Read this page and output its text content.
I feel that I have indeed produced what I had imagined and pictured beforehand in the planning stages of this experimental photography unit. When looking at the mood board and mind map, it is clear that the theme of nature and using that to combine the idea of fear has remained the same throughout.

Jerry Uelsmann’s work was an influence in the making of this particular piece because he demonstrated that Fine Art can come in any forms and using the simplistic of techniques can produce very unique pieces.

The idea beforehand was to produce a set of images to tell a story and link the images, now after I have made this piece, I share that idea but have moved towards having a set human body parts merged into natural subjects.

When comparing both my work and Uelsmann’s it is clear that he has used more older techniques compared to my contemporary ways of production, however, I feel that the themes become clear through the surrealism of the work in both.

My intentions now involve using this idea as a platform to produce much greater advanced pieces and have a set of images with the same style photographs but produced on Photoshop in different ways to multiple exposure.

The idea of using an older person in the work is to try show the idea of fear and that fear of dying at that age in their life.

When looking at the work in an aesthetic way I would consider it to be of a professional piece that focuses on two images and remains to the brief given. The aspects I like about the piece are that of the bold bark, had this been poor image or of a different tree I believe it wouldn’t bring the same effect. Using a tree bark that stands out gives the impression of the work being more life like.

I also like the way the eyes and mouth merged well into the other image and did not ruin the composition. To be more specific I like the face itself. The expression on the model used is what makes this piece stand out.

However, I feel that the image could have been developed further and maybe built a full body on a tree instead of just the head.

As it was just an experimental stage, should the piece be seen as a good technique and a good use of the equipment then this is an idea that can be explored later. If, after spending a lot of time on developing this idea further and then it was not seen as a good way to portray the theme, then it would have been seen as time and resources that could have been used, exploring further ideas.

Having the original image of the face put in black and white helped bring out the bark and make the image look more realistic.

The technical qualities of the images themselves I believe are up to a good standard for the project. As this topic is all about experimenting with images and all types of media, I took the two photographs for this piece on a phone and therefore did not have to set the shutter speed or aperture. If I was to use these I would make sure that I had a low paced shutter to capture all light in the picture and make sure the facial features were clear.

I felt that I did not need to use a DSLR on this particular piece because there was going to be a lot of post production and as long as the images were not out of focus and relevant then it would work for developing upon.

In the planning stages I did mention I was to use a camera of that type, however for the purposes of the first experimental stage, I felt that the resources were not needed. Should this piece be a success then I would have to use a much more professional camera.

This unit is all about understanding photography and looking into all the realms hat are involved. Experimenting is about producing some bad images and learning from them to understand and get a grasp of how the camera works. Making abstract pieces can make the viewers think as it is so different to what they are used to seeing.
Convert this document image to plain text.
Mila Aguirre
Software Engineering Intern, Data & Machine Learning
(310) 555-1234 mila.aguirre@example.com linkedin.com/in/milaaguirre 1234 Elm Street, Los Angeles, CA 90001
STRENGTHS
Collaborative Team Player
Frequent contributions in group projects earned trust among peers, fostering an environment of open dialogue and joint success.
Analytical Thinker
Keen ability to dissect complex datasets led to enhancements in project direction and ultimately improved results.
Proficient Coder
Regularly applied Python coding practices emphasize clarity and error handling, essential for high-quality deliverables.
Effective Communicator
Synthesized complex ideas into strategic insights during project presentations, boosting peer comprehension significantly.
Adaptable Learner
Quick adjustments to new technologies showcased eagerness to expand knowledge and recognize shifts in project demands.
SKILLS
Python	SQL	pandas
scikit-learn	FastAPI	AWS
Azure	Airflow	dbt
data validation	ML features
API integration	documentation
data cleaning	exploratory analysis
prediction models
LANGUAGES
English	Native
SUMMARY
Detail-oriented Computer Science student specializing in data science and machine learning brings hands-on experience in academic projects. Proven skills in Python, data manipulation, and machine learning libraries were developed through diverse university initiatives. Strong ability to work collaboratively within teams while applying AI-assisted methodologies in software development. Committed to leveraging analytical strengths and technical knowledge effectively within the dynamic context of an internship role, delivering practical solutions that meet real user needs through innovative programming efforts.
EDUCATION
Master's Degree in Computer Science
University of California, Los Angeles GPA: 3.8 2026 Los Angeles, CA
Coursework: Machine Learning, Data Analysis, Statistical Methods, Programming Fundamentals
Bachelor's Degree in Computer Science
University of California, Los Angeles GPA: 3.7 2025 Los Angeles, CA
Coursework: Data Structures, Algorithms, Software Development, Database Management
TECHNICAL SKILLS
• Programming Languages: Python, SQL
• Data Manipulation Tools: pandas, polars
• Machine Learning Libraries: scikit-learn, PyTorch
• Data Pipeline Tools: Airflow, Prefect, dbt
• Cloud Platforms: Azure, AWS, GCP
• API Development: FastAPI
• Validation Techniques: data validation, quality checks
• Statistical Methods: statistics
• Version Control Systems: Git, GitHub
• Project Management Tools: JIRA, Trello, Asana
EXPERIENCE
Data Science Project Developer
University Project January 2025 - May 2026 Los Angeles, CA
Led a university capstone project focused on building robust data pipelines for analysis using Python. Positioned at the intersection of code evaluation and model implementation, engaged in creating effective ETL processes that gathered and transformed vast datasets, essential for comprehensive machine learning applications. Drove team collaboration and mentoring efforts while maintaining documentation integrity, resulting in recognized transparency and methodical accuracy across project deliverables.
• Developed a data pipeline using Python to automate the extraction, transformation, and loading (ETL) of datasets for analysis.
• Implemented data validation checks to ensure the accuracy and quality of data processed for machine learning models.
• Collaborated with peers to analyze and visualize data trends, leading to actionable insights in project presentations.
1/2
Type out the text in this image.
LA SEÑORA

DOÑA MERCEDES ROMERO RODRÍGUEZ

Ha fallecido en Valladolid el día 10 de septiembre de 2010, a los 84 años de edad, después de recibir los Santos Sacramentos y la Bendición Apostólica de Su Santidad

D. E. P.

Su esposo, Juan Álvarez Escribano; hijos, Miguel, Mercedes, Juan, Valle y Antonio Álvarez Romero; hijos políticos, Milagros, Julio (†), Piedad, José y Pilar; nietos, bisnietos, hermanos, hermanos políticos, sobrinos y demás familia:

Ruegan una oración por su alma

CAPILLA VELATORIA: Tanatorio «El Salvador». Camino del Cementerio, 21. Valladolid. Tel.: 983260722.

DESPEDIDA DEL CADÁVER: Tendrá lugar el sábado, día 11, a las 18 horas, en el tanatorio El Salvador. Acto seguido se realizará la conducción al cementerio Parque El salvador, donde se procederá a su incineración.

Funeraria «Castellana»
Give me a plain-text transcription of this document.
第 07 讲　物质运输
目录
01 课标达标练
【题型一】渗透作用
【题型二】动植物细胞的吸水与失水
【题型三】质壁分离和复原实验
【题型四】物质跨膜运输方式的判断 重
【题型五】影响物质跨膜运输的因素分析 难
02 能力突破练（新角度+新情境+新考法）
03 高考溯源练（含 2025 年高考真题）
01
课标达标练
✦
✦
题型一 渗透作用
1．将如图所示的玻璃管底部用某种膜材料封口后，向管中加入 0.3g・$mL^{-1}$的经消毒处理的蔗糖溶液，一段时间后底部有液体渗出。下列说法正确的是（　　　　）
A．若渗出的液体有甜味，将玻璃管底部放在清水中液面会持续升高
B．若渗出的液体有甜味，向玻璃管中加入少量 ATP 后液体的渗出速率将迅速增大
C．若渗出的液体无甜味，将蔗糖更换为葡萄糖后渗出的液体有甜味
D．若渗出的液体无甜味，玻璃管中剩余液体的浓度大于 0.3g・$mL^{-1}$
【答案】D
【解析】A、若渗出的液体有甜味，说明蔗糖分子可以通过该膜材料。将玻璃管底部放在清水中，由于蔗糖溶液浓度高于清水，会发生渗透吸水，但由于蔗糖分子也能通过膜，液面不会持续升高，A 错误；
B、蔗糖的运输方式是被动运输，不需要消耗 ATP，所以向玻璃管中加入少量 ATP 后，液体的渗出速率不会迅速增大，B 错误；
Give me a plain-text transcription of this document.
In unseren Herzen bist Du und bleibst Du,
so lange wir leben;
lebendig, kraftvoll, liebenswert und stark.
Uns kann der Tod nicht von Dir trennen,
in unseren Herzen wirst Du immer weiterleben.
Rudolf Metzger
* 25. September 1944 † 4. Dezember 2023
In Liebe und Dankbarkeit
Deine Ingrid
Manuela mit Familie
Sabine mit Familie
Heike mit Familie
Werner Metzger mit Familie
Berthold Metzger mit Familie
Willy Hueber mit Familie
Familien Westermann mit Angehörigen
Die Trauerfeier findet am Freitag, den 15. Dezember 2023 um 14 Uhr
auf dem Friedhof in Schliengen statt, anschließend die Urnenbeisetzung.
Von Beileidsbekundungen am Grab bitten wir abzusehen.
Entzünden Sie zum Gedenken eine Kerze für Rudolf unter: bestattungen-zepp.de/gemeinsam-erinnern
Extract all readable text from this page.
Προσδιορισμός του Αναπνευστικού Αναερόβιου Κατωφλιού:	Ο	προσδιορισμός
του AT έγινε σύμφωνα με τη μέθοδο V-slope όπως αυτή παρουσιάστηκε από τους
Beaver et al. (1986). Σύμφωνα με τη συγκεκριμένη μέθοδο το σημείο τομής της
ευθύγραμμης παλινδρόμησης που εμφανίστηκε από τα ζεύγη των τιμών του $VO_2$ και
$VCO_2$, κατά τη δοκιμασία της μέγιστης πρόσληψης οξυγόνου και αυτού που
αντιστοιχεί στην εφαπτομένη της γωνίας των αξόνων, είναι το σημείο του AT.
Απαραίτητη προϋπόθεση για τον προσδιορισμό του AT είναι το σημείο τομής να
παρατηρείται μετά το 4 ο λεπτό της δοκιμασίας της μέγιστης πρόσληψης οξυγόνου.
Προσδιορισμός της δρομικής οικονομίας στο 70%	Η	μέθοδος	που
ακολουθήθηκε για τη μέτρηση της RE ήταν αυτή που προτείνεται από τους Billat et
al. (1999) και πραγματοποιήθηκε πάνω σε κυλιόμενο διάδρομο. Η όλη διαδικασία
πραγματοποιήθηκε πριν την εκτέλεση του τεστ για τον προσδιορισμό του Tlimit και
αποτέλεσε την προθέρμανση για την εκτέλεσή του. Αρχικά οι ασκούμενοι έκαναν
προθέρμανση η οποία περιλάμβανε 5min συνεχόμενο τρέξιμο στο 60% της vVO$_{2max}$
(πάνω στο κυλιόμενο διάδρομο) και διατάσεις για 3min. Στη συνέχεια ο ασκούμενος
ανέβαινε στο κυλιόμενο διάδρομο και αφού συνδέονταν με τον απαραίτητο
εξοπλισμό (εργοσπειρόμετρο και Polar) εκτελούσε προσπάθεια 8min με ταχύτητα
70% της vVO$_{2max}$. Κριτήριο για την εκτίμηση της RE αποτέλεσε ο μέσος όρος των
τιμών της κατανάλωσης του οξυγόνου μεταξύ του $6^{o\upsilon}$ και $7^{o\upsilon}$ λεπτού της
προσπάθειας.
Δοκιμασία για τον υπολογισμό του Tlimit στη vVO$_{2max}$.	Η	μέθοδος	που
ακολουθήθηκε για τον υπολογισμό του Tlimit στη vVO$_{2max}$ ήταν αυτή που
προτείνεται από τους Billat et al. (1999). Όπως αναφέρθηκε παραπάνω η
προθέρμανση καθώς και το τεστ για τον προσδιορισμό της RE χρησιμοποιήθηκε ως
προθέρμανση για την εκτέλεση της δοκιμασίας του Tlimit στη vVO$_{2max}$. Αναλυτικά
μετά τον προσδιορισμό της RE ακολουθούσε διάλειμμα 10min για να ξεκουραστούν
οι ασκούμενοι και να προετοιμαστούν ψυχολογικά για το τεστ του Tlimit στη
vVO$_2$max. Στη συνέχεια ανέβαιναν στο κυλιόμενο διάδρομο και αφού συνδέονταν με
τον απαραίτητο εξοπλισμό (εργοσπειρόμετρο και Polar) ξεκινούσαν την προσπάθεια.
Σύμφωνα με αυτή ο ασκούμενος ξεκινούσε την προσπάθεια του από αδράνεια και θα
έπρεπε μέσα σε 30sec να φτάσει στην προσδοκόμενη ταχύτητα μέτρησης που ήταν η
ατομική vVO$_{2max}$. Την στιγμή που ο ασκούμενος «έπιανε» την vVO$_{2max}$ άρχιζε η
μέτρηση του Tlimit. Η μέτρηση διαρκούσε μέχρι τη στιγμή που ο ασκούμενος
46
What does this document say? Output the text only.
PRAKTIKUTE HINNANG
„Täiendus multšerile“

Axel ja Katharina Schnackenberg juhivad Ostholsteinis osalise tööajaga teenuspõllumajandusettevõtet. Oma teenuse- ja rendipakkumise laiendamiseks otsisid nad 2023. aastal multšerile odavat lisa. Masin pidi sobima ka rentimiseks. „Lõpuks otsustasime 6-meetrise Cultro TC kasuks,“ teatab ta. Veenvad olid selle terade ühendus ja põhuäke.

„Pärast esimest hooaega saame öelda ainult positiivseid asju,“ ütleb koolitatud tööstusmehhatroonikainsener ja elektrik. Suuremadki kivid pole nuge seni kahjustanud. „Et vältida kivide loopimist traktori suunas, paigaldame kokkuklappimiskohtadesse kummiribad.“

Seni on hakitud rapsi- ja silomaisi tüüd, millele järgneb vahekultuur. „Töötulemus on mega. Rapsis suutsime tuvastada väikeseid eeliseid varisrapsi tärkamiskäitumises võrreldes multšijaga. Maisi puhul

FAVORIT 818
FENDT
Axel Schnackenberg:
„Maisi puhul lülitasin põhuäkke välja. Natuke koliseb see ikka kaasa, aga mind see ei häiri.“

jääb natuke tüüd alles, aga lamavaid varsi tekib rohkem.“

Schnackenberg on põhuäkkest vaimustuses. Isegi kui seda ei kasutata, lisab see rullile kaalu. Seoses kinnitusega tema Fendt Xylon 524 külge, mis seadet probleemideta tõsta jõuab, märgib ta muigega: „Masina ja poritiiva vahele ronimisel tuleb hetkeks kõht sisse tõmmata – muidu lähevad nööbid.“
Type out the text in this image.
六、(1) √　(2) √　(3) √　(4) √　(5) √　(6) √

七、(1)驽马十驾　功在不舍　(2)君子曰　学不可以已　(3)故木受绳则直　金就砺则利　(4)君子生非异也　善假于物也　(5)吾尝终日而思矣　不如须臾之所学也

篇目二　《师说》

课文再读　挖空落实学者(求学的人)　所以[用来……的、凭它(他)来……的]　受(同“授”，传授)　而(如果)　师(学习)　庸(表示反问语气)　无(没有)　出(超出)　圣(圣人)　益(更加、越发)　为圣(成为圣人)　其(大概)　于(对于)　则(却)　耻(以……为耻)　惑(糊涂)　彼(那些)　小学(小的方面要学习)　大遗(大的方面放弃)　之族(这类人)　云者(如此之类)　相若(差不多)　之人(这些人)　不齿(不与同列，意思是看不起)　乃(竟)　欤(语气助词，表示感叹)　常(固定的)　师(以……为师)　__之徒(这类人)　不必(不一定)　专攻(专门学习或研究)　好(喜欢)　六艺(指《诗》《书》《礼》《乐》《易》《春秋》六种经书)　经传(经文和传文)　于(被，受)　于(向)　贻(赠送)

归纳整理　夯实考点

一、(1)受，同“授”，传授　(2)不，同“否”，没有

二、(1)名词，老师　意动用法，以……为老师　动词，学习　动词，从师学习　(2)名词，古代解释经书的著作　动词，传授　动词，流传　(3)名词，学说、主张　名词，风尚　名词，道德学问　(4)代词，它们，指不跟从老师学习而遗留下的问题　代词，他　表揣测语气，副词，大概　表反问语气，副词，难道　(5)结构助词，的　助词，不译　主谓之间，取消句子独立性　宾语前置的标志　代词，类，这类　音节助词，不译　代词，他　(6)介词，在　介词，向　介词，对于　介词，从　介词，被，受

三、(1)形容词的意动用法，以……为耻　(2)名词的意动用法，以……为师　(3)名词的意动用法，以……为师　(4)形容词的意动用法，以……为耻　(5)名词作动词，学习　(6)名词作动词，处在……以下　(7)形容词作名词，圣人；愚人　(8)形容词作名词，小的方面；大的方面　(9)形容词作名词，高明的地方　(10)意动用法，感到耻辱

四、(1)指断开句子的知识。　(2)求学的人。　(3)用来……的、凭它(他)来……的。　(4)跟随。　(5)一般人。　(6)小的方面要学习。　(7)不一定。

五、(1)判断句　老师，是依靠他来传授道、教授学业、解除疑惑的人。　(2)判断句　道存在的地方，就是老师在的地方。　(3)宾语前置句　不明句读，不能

▸ What needs to be done:
Go through the listing above and list every line that has the word "δοκιμασίας".

▸ Reply:
παρατηρείται μετά το 4 ο λεπτό της δοκιμασίας της μέγιστης πρόσληψης οξυγόνου.
προθέρμανση για την εκτέλεση της δοκιμασίας του Tlimit στη vVO$_{2max}$. Αναλυτικά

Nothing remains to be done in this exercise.